--- Study text ---
- - -

- If we are unable to determine a good target region for a C++ constructor call, we come up with a temporary region and construct into that.
- If we suddenly notice that our constructor is part of an C++ array construction (operator new[] or an array-typed local variable), we come up with the element-zero region and construct into that, same for destructors.
Both are bad not only because we fail to model stuff correctly, but also because we use region structure to communicate the fact that we failed to ExprEngine::evalCall, which would later decide if we should inline the call or not by looking at the region structure. The former is particularly bad because this prevents us from supporting the actual construction into temporaries - even if we produce a correct temporary region, we won't inline the constructor because temporary region is an (incorrect) indication of failure.
In order to unblock the progress in this area, this patch adds an auxiliary flag for evalCall's clients to communicate potential problems with the call. Then evalCall would decide if it should still inline the call. Apparently, the current decision process is non-trivial in this case: for instance, we may still inline the constructor even if the target region is incorrect aka temporary, when the class's destructor is trivial. In any case, it's good to have all the when-to-inline heuristics in one place.
For now ExprEngine::evalCall itself doesn't have a flag - only ExprEngine::defaultEvalCall does. Because for now it's only relevant to constructor/destructor calls, but checker-side evalCall only works for simple call expressions - that's a separate issue. Ideally the flag should go there as well, and defaultEvalCall would only be called from ExprEngine::evalCall.
Functional change here is accidental - by communicating array destructor situation properly, we're able to fix an old FIXME.
Those are not really flags. Perhaps options?

- - -

--- Prompt ---
Please answer from the patch description: which function currently has the new flag, rather than ExprEngine::evalCall itself?

--- Data records ---
- - -

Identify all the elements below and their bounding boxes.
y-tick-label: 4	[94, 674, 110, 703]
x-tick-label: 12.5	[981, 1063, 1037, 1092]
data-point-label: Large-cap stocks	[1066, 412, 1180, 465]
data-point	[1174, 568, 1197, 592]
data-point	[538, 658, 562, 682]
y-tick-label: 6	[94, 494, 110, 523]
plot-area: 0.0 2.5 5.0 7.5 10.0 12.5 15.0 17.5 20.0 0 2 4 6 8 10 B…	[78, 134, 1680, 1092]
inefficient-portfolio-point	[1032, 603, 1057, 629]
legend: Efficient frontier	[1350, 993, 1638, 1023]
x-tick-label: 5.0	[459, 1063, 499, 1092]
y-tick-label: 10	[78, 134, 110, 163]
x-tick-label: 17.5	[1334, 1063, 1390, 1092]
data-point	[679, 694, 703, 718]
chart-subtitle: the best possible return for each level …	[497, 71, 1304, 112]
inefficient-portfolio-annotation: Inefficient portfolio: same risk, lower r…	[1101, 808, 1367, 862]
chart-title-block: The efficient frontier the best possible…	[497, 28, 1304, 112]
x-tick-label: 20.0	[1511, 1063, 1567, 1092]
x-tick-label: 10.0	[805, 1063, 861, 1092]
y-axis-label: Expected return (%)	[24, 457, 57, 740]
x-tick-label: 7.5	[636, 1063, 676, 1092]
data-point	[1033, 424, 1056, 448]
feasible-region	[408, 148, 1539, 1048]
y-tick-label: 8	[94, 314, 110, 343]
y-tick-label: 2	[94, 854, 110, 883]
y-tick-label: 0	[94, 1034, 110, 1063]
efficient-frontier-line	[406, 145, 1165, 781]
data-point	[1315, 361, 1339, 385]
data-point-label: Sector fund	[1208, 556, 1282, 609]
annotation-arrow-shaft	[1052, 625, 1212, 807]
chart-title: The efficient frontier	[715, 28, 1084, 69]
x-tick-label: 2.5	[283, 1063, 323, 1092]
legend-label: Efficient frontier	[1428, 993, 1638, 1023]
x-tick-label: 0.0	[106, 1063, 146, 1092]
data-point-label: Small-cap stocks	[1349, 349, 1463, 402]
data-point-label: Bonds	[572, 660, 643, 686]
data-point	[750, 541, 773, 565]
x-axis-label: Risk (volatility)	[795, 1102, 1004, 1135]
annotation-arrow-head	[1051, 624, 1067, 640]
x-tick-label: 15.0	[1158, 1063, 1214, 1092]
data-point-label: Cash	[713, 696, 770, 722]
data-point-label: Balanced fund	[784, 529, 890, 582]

- - -

--- Result for this task ---
ExprEngine::defaultEvalCall